_DO THIS:_
Repeat the full listing, word for word.
— START OF RECORDS TO USE —
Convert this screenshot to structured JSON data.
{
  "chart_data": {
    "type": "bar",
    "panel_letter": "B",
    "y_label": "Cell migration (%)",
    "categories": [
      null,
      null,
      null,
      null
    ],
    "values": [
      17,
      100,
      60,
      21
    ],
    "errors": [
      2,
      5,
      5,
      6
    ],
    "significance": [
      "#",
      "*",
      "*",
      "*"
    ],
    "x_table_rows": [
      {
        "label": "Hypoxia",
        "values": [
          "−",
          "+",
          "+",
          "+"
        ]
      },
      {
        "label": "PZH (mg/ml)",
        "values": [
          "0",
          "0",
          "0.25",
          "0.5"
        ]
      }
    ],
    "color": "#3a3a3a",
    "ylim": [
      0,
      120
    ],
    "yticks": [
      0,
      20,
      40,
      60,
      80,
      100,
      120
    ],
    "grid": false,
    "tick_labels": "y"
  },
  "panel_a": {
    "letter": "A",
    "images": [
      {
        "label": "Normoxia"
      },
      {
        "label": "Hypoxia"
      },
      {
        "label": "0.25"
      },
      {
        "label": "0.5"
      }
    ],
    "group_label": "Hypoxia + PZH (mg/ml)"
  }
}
— END OF RECORDS TO USE —
_SOLUTION TO THE EXERCISE:_
Convert this screenshot to structured JSON data.
{
  "chart_data": {
    "type": "bar",
    "panel_letter": "B",
    "y_label": "Cell migration (%)",
    "categories": [
      null,
      null,
      null,
      null
    ],
    "values": [
      17,
      100,
      60,
      21
    ],
    "errors": [
      2,
      5,
      5,
      6
    ],
    "significance": [
      "#",
      "*",
      "*",
      "*"
    ],
    "x_table_rows": [
      {
        "label": "Hypoxia",
        "values": [
          "−",
          "+",
          "+",
          "+"
        ]
      },
      {
        "label": "PZH (mg/ml)",
        "values": [
          "0",
          "0",
          "0.25",
          "0.5"
        ]
      }
    ],
    "color": "#3a3a3a",
    "ylim": [
      0,
      120
    ],
    "yticks": [
      0,
      20,
      40,
      60,
      80,
      100,
      120
    ],
    "grid": false,
    "tick_labels": "y"
  },
  "panel_a": {
    "letter": "A",
    "images": [
      {
        "label": "Normoxia"
      },
      {
        "label": "Hypoxia"
      },
      {
        "label": "0.25"
      },
      {
        "label": "0.5"
      }
    ],
    "group_label": "Hypoxia + PZH (mg/ml)"
  }
}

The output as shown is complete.